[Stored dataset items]
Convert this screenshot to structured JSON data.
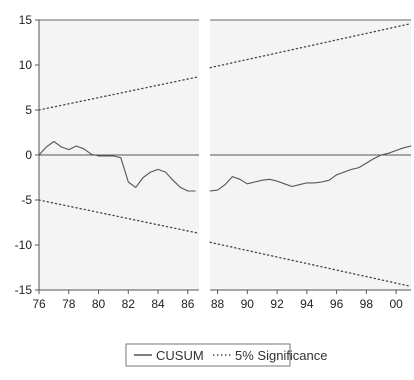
{
  "chart_data": {
    "type": "line",
    "title": "",
    "xlabel": "",
    "ylabel": "",
    "xlim": [
      1976,
      2001
    ],
    "ylim": [
      -15,
      15
    ],
    "gap": [
      1986.75,
      1987.5
    ],
    "x_ticks": [
      {
        "value": 1976,
        "label": "76"
      },
      {
        "value": 1978,
        "label": "78"
      },
      {
        "value": 1980,
        "label": "80"
      },
      {
        "value": 1982,
        "label": "82"
      },
      {
        "value": 1984,
        "label": "84"
      },
      {
        "value": 1986,
        "label": "86"
      },
      {
        "value": 1988,
        "label": "88"
      },
      {
        "value": 1990,
        "label": "90"
      },
      {
        "value": 1992,
        "label": "92"
      },
      {
        "value": 1994,
        "label": "94"
      },
      {
        "value": 1996,
        "label": "96"
      },
      {
        "value": 1998,
        "label": "98"
      },
      {
        "value": 2000,
        "label": "00"
      }
    ],
    "y_ticks": [
      {
        "value": -15,
        "label": "-15"
      },
      {
        "value": -10,
        "label": "-10"
      },
      {
        "value": -5,
        "label": "-5"
      },
      {
        "value": 0,
        "label": "0"
      },
      {
        "value": 5,
        "label": "5"
      },
      {
        "value": 10,
        "label": "10"
      },
      {
        "value": 15,
        "label": "15"
      }
    ],
    "series": [
      {
        "name": "CUSUM",
        "style": "solid",
        "color": "#555555",
        "segments": [
          {
            "x": [
              1976.0,
              1976.5,
              1977.0,
              1977.5,
              1978.0,
              1978.5,
              1979.0,
              1979.5,
              1980.0,
              1980.5,
              1981.0,
              1981.5,
              1982.0,
              1982.5,
              1983.0,
              1983.5,
              1984.0,
              1984.5,
              1985.0,
              1985.5,
              1986.0,
              1986.5
            ],
            "y": [
              0.0,
              0.9,
              1.5,
              0.9,
              0.6,
              1.0,
              0.7,
              0.1,
              -0.1,
              -0.1,
              -0.1,
              -0.3,
              -3.0,
              -3.6,
              -2.5,
              -1.9,
              -1.6,
              -1.9,
              -2.8,
              -3.6,
              -4.0,
              -4.0
            ]
          },
          {
            "x": [
              1987.5,
              1988.0,
              1988.5,
              1989.0,
              1989.5,
              1990.0,
              1990.5,
              1991.0,
              1991.5,
              1992.0,
              1992.5,
              1993.0,
              1993.5,
              1994.0,
              1994.5,
              1995.0,
              1995.5,
              1996.0,
              1996.5,
              1997.0,
              1997.5,
              1998.0,
              1998.5,
              1999.0,
              1999.5,
              2000.0,
              2000.5,
              2001.0
            ],
            "y": [
              -4.0,
              -3.9,
              -3.3,
              -2.4,
              -2.7,
              -3.2,
              -3.0,
              -2.8,
              -2.7,
              -2.9,
              -3.2,
              -3.5,
              -3.3,
              -3.1,
              -3.1,
              -3.0,
              -2.8,
              -2.2,
              -1.9,
              -1.6,
              -1.4,
              -0.9,
              -0.4,
              0.0,
              0.2,
              0.5,
              0.8,
              1.0
            ]
          }
        ]
      },
      {
        "name": "5% Significance",
        "style": "dotted",
        "color": "#444444",
        "segments": [
          {
            "x": [
              1976,
              1986.75
            ],
            "y": [
              5.0,
              8.7
            ]
          },
          {
            "x": [
              1987.5,
              2001
            ],
            "y": [
              9.7,
              14.6
            ]
          }
        ]
      },
      {
        "name": "5% Significance",
        "style": "dotted",
        "color": "#444444",
        "segments": [
          {
            "x": [
              1976,
              1986.75
            ],
            "y": [
              -5.0,
              -8.7
            ]
          },
          {
            "x": [
              1987.5,
              2001
            ],
            "y": [
              -9.7,
              -14.6
            ]
          }
        ]
      }
    ],
    "legend": {
      "position": "bottom",
      "items": [
        {
          "label": "CUSUM",
          "style": "solid"
        },
        {
          "label": "5% Significance",
          "style": "dotted"
        }
      ]
    }
  }
}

> _PROBLEM TO WORK ON_:
Omit the pictures. Transcribe every record exactly.

> _WRITTEN ANSWER_:
Convert this screenshot to structured JSON data.
{
  "chart_data": {
    "type": "line",
    "title": "",
    "xlabel": "",
    "ylabel": "",
    "xlim": [
      1976,
      2001
    ],
    "ylim": [
      -15,
      15
    ],
    "gap": [
      1986.75,
      1987.5
    ],
    "x_ticks": [
      {
        "value": 1976,
        "label": "76"
      },
      {
        "value": 1978,
        "label": "78"
      },
      {
        "value": 1980,
        "label": "80"
      },
      {
        "value": 1982,
        "label": "82"
      },
      {
        "value": 1984,
        "label": "84"
      },
      {
        "value": 1986,
        "label": "86"
      },
      {
        "value": 1988,
        "label": "88"
      },
      {
        "value": 1990,
        "label": "90"
      },
      {
        "value": 1992,
        "label": "92"
      },
      {
        "value": 1994,
        "label": "94"
      },
      {
        "value": 1996,
        "label": "96"
      },
      {
        "value": 1998,
        "label": "98"
      },
      {
        "value": 2000,
        "label": "00"
      }
    ],
    "y_ticks": [
      {
        "value": -15,
        "label": "-15"
      },
      {
        "value": -10,
        "label": "-10"
      },
      {
        "value": -5,
        "label": "-5"
      },
      {
        "value": 0,
        "label": "0"
      },
      {
        "value": 5,
        "label": "5"
      },
      {
        "value": 10,
        "label": "10"
      },
      {
        "value": 15,
        "label": "15"
      }
    ],
    "series": [
      {
        "name": "CUSUM",
        "style": "solid",
        "color": "#555555",
        "segments": [
          {
            "x": [
              1976.0,
              1976.5,
              1977.0,
              1977.5,
              1978.0,
              1978.5,
              1979.0,
              1979.5,
              1980.0,
              1980.5,
              1981.0,
              1981.5,
              1982.0,
              1982.5,
              1983.0,
              1983.5,
              1984.0,
              1984.5,
              1985.0,
              1985.5,
              1986.0,
              1986.5
            ],
            "y": [
              0.0,
              0.9,
              1.5,
              0.9,
              0.6,
              1.0,
              0.7,
              0.1,
              -0.1,
              -0.1,
              -0.1,
              -0.3,
              -3.0,
              -3.6,
              -2.5,
              -1.9,
              -1.6,
              -1.9,
              -2.8,
              -3.6,
              -4.0,
              -4.0
            ]
          },
          {
            "x": [
              1987.5,
              1988.0,
              1988.5,
              1989.0,
              1989.5,
              1990.0,
              1990.5,
              1991.0,
              1991.5,
              1992.0,
              1992.5,
              1993.0,
              1993.5,
              1994.0,
              1994.5,
              1995.0,
              1995.5,
              1996.0,
              1996.5,
              1997.0,
              1997.5,
              1998.0,
              1998.5,
              1999.0,
              1999.5,
              2000.0,
              2000.5,
              2001.0
            ],
            "y": [
              -4.0,
              -3.9,
              -3.3,
              -2.4,
              -2.7,
              -3.2,
              -3.0,
              -2.8,
              -2.7,
              -2.9,
              -3.2,
              -3.5,
              -3.3,
              -3.1,
              -3.1,
              -3.0,
              -2.8,
              -2.2,
              -1.9,
              -1.6,
              -1.4,
              -0.9,
              -0.4,
              0.0,
              0.2,
              0.5,
              0.8,
              1.0
            ]
          }
        ]
      },
      {
        "name": "5% Significance",
        "style": "dotted",
        "color": "#444444",
        "segments": [
          {
            "x": [
              1976,
              1986.75
            ],
            "y": [
              5.0,
              8.7
            ]
          },
          {
            "x": [
              1987.5,
              2001
            ],
            "y": [
              9.7,
              14.6
            ]
          }
        ]
      },
      {
        "name": "5% Significance",
        "style": "dotted",
        "color": "#444444",
        "segments": [
          {
            "x": [
              1976,
              1986.75
            ],
            "y": [
              -5.0,
              -8.7
            ]
          },
          {
            "x": [
              1987.5,
              2001
            ],
            "y": [
              -9.7,
              -14.6
            ]
          }
        ]
      }
    ],
    "legend": {
      "position": "bottom",
      "items": [
        {
          "label": "CUSUM",
          "style": "solid"
        },
        {
          "label": "5% Significance",
          "style": "dotted"
        }
      ]
    }
  }
}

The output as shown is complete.